How many lines of these records hold the string "ylabel"? Reply with the number alone.

-- START --

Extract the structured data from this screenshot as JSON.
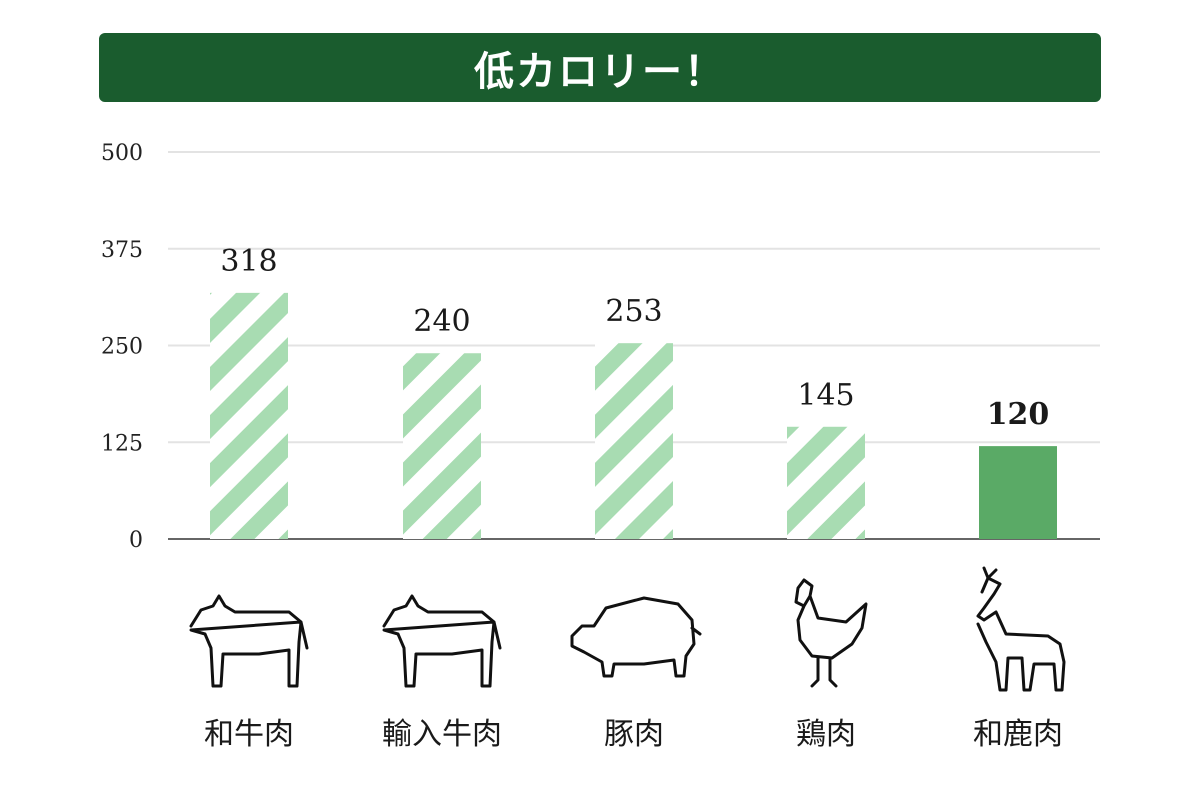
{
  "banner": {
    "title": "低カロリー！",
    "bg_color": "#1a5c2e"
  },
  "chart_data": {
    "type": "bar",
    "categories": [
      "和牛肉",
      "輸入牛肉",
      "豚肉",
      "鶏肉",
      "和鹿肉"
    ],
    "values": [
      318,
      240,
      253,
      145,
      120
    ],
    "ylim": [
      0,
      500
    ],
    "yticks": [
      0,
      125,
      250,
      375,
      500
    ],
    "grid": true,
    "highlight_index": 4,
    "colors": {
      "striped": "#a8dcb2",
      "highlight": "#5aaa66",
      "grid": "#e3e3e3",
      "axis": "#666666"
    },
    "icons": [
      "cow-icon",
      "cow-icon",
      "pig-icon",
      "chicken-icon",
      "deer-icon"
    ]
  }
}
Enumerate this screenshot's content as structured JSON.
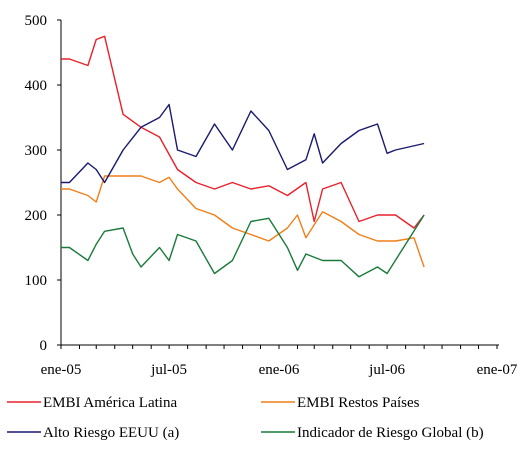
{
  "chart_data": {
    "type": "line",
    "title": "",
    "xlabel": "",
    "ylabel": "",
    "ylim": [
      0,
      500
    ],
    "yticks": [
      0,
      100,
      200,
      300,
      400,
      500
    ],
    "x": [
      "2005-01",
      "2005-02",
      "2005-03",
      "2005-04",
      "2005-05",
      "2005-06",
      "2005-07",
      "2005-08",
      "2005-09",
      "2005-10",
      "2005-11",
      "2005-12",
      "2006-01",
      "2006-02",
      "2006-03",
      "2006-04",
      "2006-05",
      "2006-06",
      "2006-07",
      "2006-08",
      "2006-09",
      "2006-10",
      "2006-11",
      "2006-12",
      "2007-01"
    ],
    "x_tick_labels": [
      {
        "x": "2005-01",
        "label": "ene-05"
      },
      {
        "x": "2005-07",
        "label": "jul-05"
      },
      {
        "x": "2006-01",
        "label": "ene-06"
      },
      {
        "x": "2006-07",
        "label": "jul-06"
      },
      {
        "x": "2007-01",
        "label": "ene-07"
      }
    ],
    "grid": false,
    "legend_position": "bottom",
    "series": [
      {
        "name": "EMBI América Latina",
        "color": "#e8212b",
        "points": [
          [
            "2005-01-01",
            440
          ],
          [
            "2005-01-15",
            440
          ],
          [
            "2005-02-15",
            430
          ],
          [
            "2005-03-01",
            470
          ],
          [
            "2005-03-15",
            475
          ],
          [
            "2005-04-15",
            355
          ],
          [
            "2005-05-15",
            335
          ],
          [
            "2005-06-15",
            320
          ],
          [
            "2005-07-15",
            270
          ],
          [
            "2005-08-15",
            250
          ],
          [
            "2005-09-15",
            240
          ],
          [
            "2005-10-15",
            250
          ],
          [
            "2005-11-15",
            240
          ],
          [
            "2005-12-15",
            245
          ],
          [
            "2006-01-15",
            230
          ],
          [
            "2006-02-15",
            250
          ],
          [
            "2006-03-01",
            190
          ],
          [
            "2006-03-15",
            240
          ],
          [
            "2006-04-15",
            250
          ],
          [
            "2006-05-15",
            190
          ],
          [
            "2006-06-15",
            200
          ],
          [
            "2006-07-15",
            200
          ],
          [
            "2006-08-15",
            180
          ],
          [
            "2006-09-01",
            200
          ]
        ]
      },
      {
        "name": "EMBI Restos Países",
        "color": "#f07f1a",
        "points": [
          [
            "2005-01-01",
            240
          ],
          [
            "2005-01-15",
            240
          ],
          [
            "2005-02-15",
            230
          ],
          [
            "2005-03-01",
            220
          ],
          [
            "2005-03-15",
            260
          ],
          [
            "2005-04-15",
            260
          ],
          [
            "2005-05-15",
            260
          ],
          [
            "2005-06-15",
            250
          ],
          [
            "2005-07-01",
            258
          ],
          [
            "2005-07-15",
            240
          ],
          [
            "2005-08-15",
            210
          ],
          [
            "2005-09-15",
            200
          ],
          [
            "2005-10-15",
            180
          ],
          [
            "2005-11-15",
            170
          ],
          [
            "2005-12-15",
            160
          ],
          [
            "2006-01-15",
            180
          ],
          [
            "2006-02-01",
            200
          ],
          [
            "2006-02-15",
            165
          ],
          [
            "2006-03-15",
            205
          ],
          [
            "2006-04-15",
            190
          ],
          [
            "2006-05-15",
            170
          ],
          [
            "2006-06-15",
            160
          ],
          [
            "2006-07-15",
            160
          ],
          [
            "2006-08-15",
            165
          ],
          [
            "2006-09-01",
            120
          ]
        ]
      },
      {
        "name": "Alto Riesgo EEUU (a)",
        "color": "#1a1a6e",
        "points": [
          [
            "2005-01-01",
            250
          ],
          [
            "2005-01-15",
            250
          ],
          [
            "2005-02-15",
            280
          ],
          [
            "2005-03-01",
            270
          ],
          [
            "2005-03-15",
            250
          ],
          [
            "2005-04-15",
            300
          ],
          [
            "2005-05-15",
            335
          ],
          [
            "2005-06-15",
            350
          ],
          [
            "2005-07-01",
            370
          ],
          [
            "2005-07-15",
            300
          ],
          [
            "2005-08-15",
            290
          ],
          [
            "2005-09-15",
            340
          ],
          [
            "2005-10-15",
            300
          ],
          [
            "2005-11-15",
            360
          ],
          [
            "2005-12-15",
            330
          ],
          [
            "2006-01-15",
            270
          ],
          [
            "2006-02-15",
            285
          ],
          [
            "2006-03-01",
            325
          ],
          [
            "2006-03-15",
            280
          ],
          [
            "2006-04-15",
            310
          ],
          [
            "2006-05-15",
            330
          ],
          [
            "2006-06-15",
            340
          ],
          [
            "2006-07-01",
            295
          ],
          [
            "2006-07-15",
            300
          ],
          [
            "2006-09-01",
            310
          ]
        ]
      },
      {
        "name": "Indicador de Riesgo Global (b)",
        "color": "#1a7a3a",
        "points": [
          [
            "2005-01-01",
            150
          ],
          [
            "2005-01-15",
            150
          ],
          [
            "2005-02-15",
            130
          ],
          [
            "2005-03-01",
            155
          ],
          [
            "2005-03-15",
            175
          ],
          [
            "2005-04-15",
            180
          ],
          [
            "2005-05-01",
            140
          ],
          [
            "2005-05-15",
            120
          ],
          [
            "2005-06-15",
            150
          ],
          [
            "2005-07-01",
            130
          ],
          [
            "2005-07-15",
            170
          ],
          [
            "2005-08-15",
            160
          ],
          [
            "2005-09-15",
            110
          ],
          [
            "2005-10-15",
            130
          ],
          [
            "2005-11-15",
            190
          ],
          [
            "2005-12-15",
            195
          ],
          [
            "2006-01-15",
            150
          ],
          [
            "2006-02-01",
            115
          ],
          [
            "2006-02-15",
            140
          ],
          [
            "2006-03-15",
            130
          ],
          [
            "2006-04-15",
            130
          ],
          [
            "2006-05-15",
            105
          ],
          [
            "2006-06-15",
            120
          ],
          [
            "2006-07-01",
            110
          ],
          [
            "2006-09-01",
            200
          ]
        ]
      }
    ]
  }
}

-- END --
-- START --

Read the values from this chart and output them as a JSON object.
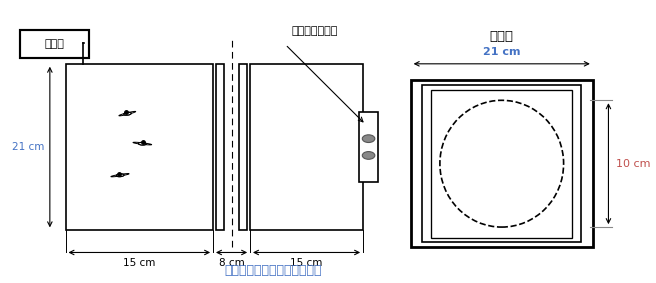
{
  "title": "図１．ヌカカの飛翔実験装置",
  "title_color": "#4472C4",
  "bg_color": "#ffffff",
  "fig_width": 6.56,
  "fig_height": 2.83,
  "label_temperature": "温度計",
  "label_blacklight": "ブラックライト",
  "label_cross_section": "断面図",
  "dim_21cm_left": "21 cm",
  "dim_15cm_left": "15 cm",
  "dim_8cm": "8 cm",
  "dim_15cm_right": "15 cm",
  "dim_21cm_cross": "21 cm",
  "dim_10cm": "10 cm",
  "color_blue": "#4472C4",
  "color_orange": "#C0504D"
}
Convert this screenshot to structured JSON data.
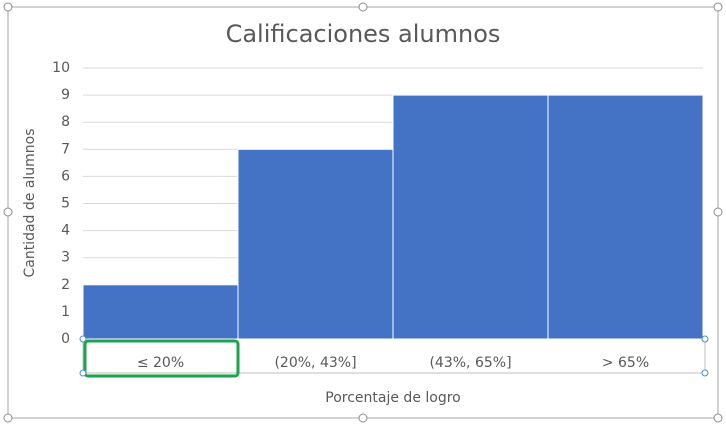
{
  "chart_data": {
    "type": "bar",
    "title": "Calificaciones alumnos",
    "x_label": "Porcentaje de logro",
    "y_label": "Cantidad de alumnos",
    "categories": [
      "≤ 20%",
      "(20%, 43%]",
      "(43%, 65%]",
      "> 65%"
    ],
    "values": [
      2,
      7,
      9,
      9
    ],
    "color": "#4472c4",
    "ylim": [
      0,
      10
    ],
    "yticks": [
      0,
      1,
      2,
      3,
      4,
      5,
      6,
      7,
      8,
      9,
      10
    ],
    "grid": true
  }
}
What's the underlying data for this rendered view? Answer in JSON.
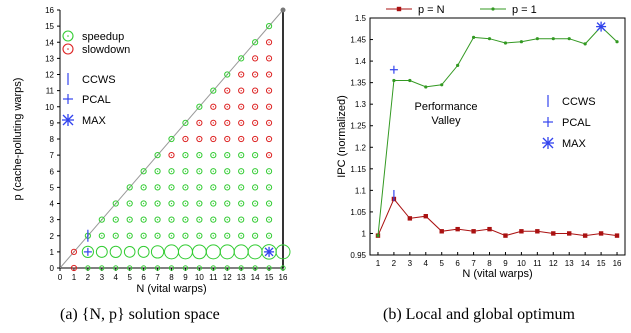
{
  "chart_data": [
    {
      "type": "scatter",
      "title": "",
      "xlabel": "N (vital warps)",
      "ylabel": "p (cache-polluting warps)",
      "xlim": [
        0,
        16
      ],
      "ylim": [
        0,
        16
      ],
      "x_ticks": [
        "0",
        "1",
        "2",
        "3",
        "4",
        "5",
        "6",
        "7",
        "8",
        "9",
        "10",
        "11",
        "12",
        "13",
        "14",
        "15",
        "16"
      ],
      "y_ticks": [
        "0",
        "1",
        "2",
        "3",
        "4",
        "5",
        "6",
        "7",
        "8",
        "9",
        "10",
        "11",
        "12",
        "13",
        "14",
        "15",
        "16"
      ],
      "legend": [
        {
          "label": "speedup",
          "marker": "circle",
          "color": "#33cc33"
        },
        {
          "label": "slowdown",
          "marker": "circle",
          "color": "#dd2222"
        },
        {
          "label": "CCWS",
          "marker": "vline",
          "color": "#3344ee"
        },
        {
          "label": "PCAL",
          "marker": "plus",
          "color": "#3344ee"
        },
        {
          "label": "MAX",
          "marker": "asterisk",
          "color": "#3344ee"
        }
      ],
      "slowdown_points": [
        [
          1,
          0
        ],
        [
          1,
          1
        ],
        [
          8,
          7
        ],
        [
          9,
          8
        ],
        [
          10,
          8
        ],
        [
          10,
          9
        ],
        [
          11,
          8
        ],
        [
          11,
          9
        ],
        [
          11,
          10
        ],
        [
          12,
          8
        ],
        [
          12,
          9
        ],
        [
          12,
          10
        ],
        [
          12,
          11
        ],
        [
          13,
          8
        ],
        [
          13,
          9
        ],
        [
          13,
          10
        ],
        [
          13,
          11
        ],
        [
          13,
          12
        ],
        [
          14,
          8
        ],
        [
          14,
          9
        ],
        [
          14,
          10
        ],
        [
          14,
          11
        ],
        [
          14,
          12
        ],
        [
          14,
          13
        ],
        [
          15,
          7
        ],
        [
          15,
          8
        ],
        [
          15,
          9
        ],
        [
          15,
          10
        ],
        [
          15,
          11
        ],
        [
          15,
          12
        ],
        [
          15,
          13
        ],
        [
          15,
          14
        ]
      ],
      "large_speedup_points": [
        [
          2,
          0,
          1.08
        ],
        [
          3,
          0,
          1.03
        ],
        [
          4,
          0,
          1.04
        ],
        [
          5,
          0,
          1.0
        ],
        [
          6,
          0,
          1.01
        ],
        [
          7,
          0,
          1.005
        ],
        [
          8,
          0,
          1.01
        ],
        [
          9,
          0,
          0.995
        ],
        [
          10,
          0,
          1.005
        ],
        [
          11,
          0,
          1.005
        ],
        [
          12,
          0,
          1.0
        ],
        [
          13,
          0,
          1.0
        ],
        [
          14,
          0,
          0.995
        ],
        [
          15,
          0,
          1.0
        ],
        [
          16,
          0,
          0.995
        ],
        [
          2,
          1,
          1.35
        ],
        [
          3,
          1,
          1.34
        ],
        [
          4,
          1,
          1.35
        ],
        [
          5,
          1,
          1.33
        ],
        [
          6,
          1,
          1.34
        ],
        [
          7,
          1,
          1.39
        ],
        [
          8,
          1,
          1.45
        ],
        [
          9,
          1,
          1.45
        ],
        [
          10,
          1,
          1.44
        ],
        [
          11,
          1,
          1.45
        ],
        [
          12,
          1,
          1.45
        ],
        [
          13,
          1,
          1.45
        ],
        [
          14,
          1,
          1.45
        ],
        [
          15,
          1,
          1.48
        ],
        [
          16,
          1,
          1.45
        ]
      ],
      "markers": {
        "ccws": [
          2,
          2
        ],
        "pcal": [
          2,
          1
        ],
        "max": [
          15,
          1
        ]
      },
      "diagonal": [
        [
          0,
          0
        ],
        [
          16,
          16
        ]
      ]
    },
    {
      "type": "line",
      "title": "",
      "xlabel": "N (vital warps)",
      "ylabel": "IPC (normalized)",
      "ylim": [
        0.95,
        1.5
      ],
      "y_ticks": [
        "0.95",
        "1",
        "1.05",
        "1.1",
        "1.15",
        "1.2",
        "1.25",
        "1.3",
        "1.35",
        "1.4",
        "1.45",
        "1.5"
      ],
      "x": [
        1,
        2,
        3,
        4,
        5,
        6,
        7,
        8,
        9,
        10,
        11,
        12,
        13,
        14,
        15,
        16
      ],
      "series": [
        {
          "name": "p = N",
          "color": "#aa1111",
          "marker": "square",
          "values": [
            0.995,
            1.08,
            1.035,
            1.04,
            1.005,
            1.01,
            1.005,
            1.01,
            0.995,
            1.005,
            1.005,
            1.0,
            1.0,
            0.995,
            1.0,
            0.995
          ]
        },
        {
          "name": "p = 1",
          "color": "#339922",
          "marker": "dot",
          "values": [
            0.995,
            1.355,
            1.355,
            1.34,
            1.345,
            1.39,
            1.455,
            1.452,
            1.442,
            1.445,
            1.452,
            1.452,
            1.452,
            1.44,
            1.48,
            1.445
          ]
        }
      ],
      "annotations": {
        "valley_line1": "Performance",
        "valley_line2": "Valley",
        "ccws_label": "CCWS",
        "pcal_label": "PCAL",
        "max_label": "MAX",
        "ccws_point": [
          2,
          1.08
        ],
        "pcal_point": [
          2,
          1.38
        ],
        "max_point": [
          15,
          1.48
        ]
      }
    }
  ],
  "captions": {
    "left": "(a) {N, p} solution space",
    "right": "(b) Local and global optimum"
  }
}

-- END --

Exercise response
3